**EXERCISE MATERIALS:**
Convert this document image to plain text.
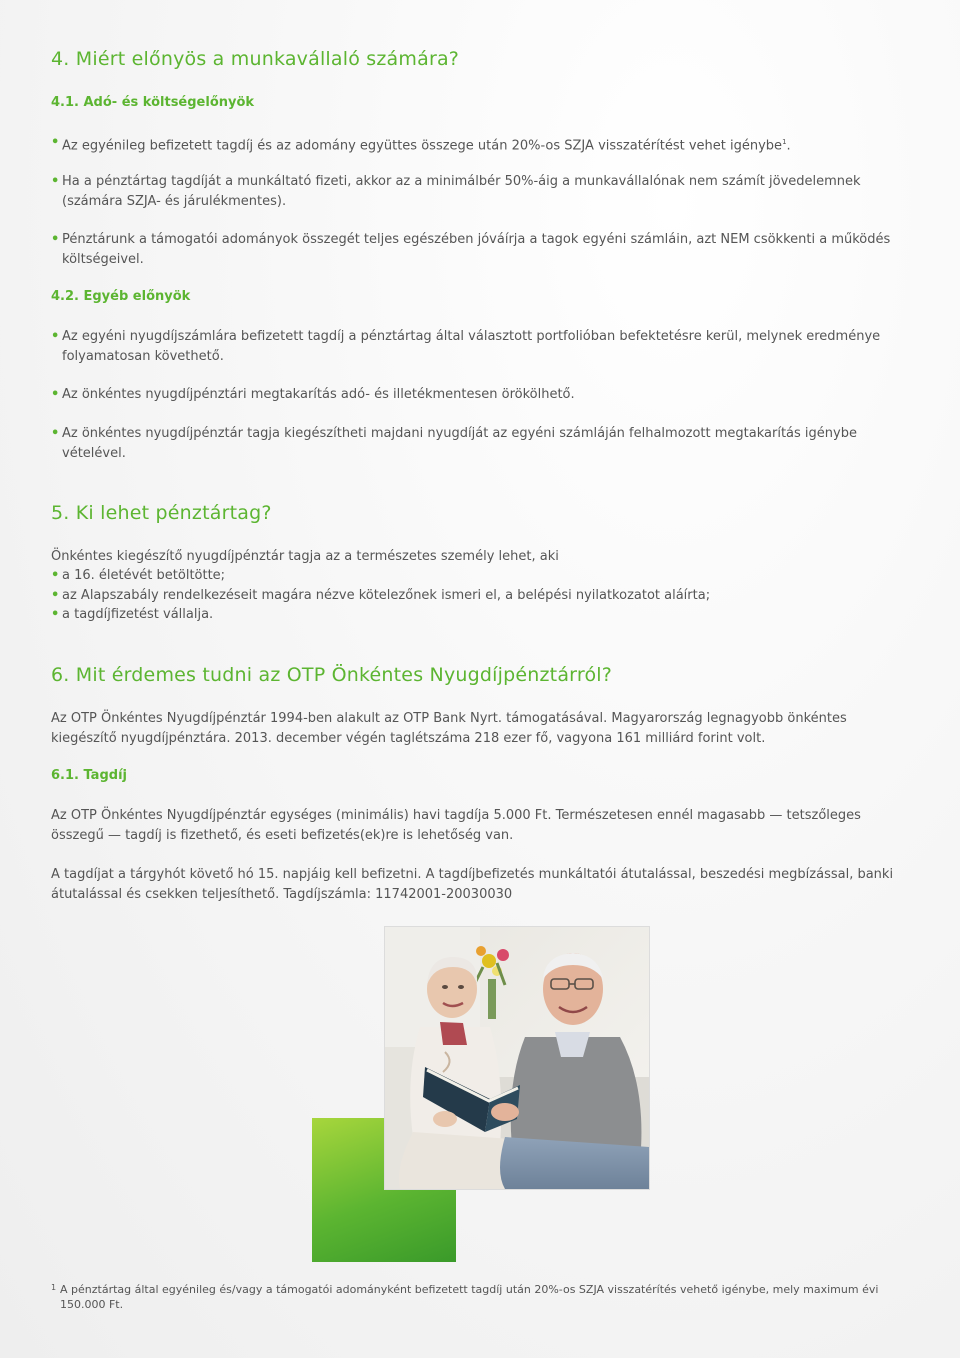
4. Miért előnyös a munkavállaló számára?
4.1. Adó- és költségelőnyök
• Az egyénileg befizetett tagdíj és az adomány együttes összege után 20%-os SZJA visszatérítést vehet igénybe$^1$.
• Ha a pénztártag tagdíját a munkáltató fizeti, akkor az a minimálbér 50%-áig a munkavállalónak nem számít jövedelemnek (számára SZJA- és járulékmentes).
• Pénztárunk a támogatói adományok összegét teljes egészében jóváírja a tagok egyéni számláin, azt NEM csökkenti a működés költségeivel.
4.2. Egyéb előnyök
• Az egyéni nyugdíjszámlára befizetett tagdíj a pénztártag által választott portfolióban befektetésre kerül, melynek eredménye folyamatosan követhető.
• Az önkéntes nyugdíjpénztári megtakarítás adó- és illetékmentesen örökölhető.
• Az önkéntes nyugdíjpénztár tagja kiegészítheti majdani nyugdíját az egyéni számláján felhalmozott megtakarítás igénybe vételével.
5. Ki lehet pénztártag?

Önkéntes kiegészítő nyugdíjpénztár tagja az a természetes személy lehet, aki

• a 16. életévét betöltötte;
• az Alapszabály rendelkezéseit magára nézve kötelezőnek ismeri el, a belépési nyilatkozatot aláírta;
• a tagdíjfizetést vállalja.
6. Mit érdemes tudni az OTP Önkéntes Nyugdíjpénztárról?

Az OTP Önkéntes Nyugdíjpénztár 1994-ben alakult az OTP Bank Nyrt. támogatásával. Magyarország legnagyobb önkéntes kiegészítő nyugdíjpénztára. 2013. december végén taglétszáma 218 ezer fő, vagyona 161 milliárd forint volt.

6.1. Tagdíj

Az OTP Önkéntes Nyugdíjpénztár egységes (minimális) havi tagdíja 5.000 Ft. Természetesen ennél magasabb — tetszőleges összegű — tagdíj is fizethető, és eseti befizetés(ek)re is lehetőség van.

A tagdíjat a tárgyhót követő hó 15. napjáig kell befizetni. A tagdíjbefizetés munkáltatói átutalással, beszedési megbízással, banki átutalással és csekken teljesíthető. Tagdíjszámla: 11742001-20030030

1 A pénztártag által egyénileg és/vagy a támogatói adományként befizetett tagdíj után 20%-os SZJA visszatérítés vehető igénybe, mely maximum évi 150.000 Ft.
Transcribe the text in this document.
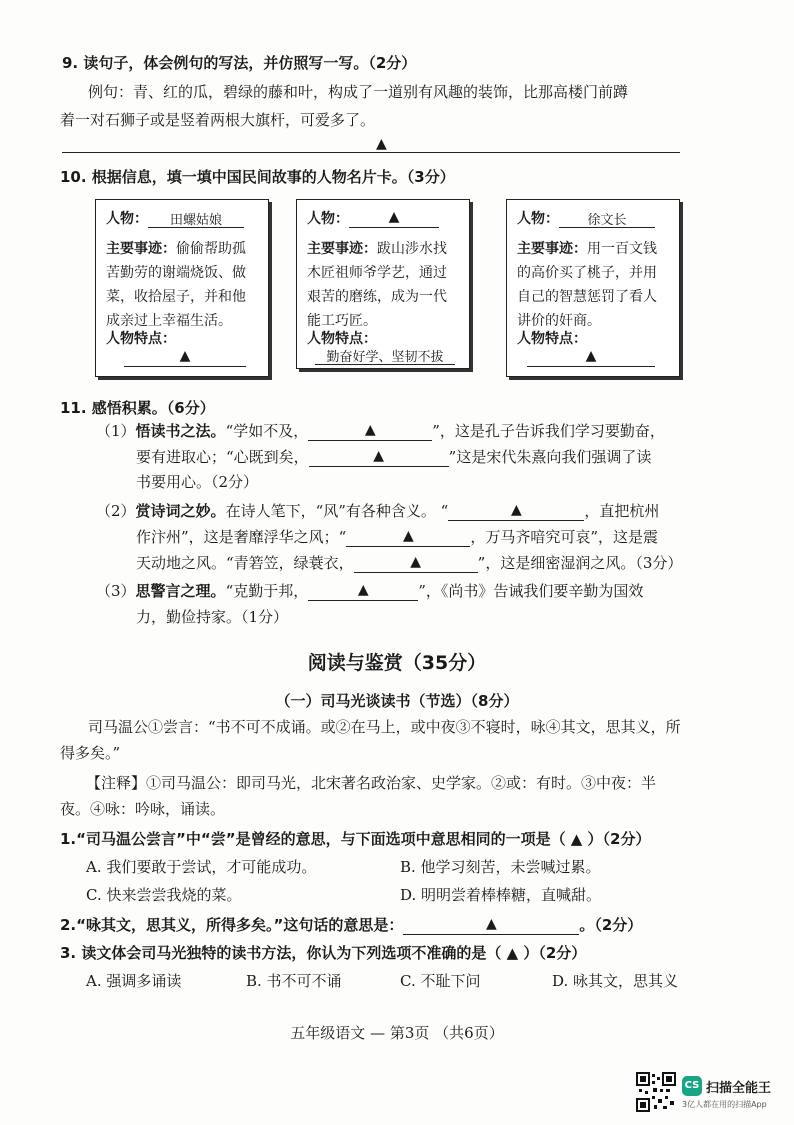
9. 读句子，体会例句的写法，并仿照写一写。（2分）
例句：青、红的瓜，碧绿的藤和叶，构成了一道别有风趣的装饰，比那高楼门前蹲
着一对石狮子或是竖着两根大旗杆，可爱多了。
▲
10. 根据信息，填一填中国民间故事的人物名片卡。（3分）
人物： 田螺姑娘
主要事迹：偷偷帮助孤
苦勤劳的谢端烧饭、做
菜，收拾屋子，并和他
成亲过上幸福生活。
人物特点：
▲
人物：	▲
主要事迹：跋山涉水找
木匠祖师爷学艺，通过
艰苦的磨练，成为一代
能工巧匠。
人物特点：
勤奋好学、坚韧不拔
人物： 徐文长
主要事迹：用一百文钱
的高价买了桃子，并用
自己的智慧惩罚了看人
讲价的奸商。
人物特点：
▲
11. 感悟积累。（6分）
（1）悟读书之法。“学如不及，	▲	”，这是孔子告诉我们学习要勤奋，
要有进取心；“心既到矣，	▲	”这是宋代朱熹向我们强调了读
书要用心。（2分）
（2）赏诗词之妙。在诗人笔下，“风”有各种含义。 “	▲	，直把杭州
作汴州”，这是奢靡浮华之风；“	▲	，万马齐喑究可哀”，这是震
天动地之风。“青箬笠，绿蓑衣，	▲	”，这是细密湿润之风。（3分）
（3）思警言之理。“克勤于邦，	▲	”，《尚书》告诫我们要辛勤为国效
力，勤俭持家。（1分）
阅读与鉴赏（35分）
（一）司马光谈读书（节选）（8分）
司马温公①尝言：“书不可不成诵。或②在马上，或中夜③不寝时，咏④其文，思其义，所
得多矣。”
【注释】①司马温公：即司马光，北宋著名政治家、史学家。②或：有时。③中夜：半
夜。④咏：吟咏，诵读。
1.“司马温公尝言”中“尝”是曾经的意思，与下面选项中意思相同的一项是（ ▲ ）（2分）
A. 我们要敢于尝试，才可能成功。	B. 他学习刻苦，未尝喊过累。
C. 快来尝尝我烧的菜。	D. 明明尝着棒棒糖，直喊甜。
2.“咏其文，思其义，所得多矣。”这句话的意思是：	▲	。（2分）
3. 读文体会司马光独特的读书方法，你认为下列选项不准确的是（ ▲ ）（2分）
A. 强调多诵读	B. 书不可不诵	C. 不耻下问	D. 咏其文，思其义
五年级语文 — 第3页 （共6页）
CS 扫描全能王
3亿人都在用的扫描App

**EXERCISE AIM:** Extract all the data above exactly, excluding every picture.

**SOLUTION FOR THIS TASK:**
Convert this document image to plain text.
4. Miért előnyös a munkavállaló számára?
4.1. Adó- és költségelőnyök
• Az egyénileg befizetett tagdíj és az adomány együttes összege után 20%-os SZJA visszatérítést vehet igénybe$^1$.
• Ha a pénztártag tagdíját a munkáltató fizeti, akkor az a minimálbér 50%-áig a munkavállalónak nem számít jövedelemnek (számára SZJA- és járulékmentes).
• Pénztárunk a támogatói adományok összegét teljes egészében jóváírja a tagok egyéni számláin, azt NEM csökkenti a működés költségeivel.
4.2. Egyéb előnyök
• Az egyéni nyugdíjszámlára befizetett tagdíj a pénztártag által választott portfolióban befektetésre kerül, melynek eredménye folyamatosan követhető.
• Az önkéntes nyugdíjpénztári megtakarítás adó- és illetékmentesen örökölhető.
• Az önkéntes nyugdíjpénztár tagja kiegészítheti majdani nyugdíját az egyéni számláján felhalmozott megtakarítás igénybe vételével.
5. Ki lehet pénztártag?

Önkéntes kiegészítő nyugdíjpénztár tagja az a természetes személy lehet, aki

• a 16. életévét betöltötte;
• az Alapszabály rendelkezéseit magára nézve kötelezőnek ismeri el, a belépési nyilatkozatot aláírta;
• a tagdíjfizetést vállalja.
6. Mit érdemes tudni az OTP Önkéntes Nyugdíjpénztárról?

Az OTP Önkéntes Nyugdíjpénztár 1994-ben alakult az OTP Bank Nyrt. támogatásával. Magyarország legnagyobb önkéntes kiegészítő nyugdíjpénztára. 2013. december végén taglétszáma 218 ezer fő, vagyona 161 milliárd forint volt.

6.1. Tagdíj

Az OTP Önkéntes Nyugdíjpénztár egységes (minimális) havi tagdíja 5.000 Ft. Természetesen ennél magasabb — tetszőleges összegű — tagdíj is fizethető, és eseti befizetés(ek)re is lehetőség van.

A tagdíjat a tárgyhót követő hó 15. napjáig kell befizetni. A tagdíjbefizetés munkáltatói átutalással, beszedési megbízással, banki átutalással és csekken teljesíthető. Tagdíjszámla: 11742001-20030030

1 A pénztártag által egyénileg és/vagy a támogatói adományként befizetett tagdíj után 20%-os SZJA visszatérítés vehető igénybe, mely maximum évi 150.000 Ft.
Transcribe the text in this document.
9. 读句子，体会例句的写法，并仿照写一写。（2分）
例句：青、红的瓜，碧绿的藤和叶，构成了一道别有风趣的装饰，比那高楼门前蹲
着一对石狮子或是竖着两根大旗杆，可爱多了。
▲
10. 根据信息，填一填中国民间故事的人物名片卡。（3分）
人物： 田螺姑娘
主要事迹：偷偷帮助孤
苦勤劳的谢端烧饭、做
菜，收拾屋子，并和他
成亲过上幸福生活。
人物特点：
▲
人物：	▲
主要事迹：跋山涉水找
木匠祖师爷学艺，通过
艰苦的磨练，成为一代
能工巧匠。
人物特点：
勤奋好学、坚韧不拔
人物： 徐文长
主要事迹：用一百文钱
的高价买了桃子，并用
自己的智慧惩罚了看人
讲价的奸商。
人物特点：
▲
11. 感悟积累。（6分）
（1）悟读书之法。“学如不及，	▲	”，这是孔子告诉我们学习要勤奋，
要有进取心；“心既到矣，	▲	”这是宋代朱熹向我们强调了读
书要用心。（2分）
（2）赏诗词之妙。在诗人笔下，“风”有各种含义。 “	▲	，直把杭州
作汴州”，这是奢靡浮华之风；“	▲	，万马齐喑究可哀”，这是震
天动地之风。“青箬笠，绿蓑衣，	▲	”，这是细密湿润之风。（3分）
（3）思警言之理。“克勤于邦，	▲	”，《尚书》告诫我们要辛勤为国效
力，勤俭持家。（1分）
阅读与鉴赏（35分）
（一）司马光谈读书（节选）（8分）
司马温公①尝言：“书不可不成诵。或②在马上，或中夜③不寝时，咏④其文，思其义，所
得多矣。”
【注释】①司马温公：即司马光，北宋著名政治家、史学家。②或：有时。③中夜：半
夜。④咏：吟咏，诵读。
1.“司马温公尝言”中“尝”是曾经的意思，与下面选项中意思相同的一项是（ ▲ ）（2分）
A. 我们要敢于尝试，才可能成功。	B. 他学习刻苦，未尝喊过累。
C. 快来尝尝我烧的菜。	D. 明明尝着棒棒糖，直喊甜。
2.“咏其文，思其义，所得多矣。”这句话的意思是：	▲	。（2分）
3. 读文体会司马光独特的读书方法，你认为下列选项不准确的是（ ▲ ）（2分）
A. 强调多诵读	B. 书不可不诵	C. 不耻下问	D. 咏其文，思其义
五年级语文 — 第3页 （共6页）
CS 扫描全能王
3亿人都在用的扫描App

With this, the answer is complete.